Provided information:
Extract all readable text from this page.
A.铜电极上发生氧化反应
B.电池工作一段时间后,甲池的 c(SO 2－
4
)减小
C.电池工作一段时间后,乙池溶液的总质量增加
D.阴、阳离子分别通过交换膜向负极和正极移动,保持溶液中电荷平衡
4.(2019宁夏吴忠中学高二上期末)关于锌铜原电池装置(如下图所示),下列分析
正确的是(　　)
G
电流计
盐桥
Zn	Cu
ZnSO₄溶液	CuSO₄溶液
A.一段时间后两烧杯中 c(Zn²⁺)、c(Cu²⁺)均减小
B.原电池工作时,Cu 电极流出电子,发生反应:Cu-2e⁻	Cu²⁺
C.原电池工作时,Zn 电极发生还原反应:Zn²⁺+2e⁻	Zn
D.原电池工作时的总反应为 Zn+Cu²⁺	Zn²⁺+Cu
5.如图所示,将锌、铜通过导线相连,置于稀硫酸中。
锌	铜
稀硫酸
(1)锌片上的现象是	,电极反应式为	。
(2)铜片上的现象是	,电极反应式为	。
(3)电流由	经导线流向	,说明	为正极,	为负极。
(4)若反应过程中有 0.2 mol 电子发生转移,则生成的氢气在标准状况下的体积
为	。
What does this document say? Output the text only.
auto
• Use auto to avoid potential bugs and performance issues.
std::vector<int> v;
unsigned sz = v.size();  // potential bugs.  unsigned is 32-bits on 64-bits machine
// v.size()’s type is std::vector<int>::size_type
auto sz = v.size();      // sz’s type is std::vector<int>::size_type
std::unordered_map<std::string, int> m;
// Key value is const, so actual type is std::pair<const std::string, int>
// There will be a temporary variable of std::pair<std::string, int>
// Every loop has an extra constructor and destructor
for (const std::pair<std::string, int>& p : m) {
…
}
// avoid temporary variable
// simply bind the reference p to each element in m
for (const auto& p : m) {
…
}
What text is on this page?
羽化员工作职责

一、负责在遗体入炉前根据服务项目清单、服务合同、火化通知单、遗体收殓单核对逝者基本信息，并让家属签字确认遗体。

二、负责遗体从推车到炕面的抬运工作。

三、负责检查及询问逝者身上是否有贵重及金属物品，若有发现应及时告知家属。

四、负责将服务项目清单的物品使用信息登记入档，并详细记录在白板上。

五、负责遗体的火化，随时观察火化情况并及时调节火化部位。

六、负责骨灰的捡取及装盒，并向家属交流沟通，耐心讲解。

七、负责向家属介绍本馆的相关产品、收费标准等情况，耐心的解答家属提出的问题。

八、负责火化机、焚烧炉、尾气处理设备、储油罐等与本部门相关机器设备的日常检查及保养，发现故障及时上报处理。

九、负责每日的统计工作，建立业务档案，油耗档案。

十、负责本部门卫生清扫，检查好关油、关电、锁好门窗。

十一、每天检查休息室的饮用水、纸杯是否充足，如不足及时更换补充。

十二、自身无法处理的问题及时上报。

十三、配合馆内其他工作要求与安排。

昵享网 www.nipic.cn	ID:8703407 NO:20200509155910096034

Your task:
Write down every line of the data above that includes the string "电池工作一段时间后".

Exercise output:
B.电池工作一段时间后,甲池的 c(SO 2－
C.电池工作一段时间后,乙池溶液的总质量增加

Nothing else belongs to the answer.